Stored dataset items:
■ ■ ■ ■

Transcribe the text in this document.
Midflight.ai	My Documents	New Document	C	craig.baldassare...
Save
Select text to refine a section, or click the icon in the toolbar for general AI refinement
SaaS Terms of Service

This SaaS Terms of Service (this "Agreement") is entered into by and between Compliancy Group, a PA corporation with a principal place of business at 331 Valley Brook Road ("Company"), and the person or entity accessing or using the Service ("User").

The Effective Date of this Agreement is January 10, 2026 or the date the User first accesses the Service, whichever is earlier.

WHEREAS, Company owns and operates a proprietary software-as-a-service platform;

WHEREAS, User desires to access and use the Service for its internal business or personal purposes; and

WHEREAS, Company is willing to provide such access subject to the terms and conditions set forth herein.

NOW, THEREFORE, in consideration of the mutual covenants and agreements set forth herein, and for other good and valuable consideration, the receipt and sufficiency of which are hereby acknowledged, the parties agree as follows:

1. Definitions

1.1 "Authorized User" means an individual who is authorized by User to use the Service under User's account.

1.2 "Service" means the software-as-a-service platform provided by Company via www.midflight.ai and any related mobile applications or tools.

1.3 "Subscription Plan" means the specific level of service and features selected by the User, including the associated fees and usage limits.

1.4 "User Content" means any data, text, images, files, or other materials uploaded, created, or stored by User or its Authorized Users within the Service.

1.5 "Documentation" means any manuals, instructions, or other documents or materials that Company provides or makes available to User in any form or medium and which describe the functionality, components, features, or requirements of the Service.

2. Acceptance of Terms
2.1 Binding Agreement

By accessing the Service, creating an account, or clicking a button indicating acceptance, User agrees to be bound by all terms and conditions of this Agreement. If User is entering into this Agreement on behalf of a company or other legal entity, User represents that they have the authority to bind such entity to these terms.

■ ■ ■ ■

Give the entries again in full, exactly as they are written.

▶ Response to this exercise:
Transcribe the text in this document.
Midflight.ai	My Documents	New Document	C	craig.baldassare...
Save
Select text to refine a section, or click the icon in the toolbar for general AI refinement
SaaS Terms of Service

This SaaS Terms of Service (this "Agreement") is entered into by and between Compliancy Group, a PA corporation with a principal place of business at 331 Valley Brook Road ("Company"), and the person or entity accessing or using the Service ("User").

The Effective Date of this Agreement is January 10, 2026 or the date the User first accesses the Service, whichever is earlier.

WHEREAS, Company owns and operates a proprietary software-as-a-service platform;

WHEREAS, User desires to access and use the Service for its internal business or personal purposes; and

WHEREAS, Company is willing to provide such access subject to the terms and conditions set forth herein.

NOW, THEREFORE, in consideration of the mutual covenants and agreements set forth herein, and for other good and valuable consideration, the receipt and sufficiency of which are hereby acknowledged, the parties agree as follows:

1. Definitions

1.1 "Authorized User" means an individual who is authorized by User to use the Service under User's account.

1.2 "Service" means the software-as-a-service platform provided by Company via www.midflight.ai and any related mobile applications or tools.

1.3 "Subscription Plan" means the specific level of service and features selected by the User, including the associated fees and usage limits.

1.4 "User Content" means any data, text, images, files, or other materials uploaded, created, or stored by User or its Authorized Users within the Service.

1.5 "Documentation" means any manuals, instructions, or other documents or materials that Company provides or makes available to User in any form or medium and which describe the functionality, components, features, or requirements of the Service.

2. Acceptance of Terms
2.1 Binding Agreement

By accessing the Service, creating an account, or clicking a button indicating acceptance, User agrees to be bound by all terms and conditions of this Agreement. If User is entering into this Agreement on behalf of a company or other legal entity, User represents that they have the authority to bind such entity to these terms.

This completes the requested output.